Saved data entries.
━━━━━━
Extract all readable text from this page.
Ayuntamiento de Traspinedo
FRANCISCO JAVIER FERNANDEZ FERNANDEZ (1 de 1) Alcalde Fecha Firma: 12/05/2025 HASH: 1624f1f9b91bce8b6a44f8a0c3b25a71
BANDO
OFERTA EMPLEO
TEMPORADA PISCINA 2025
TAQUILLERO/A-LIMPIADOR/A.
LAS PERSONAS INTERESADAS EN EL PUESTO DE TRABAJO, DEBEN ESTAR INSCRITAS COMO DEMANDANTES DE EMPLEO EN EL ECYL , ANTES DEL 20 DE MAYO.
━━━━━━
Your objective.
Locate the lines above that contain "EMPLEO" and copy them.

The response.
OFERTA EMPLEO
LAS PERSONAS INTERESADAS EN EL PUESTO DE TRABAJO, DEBEN ESTAR INSCRITAS COMO DEMANDANTES DE EMPLEO EN EL ECYL , ANTES DEL 20 DE MAYO.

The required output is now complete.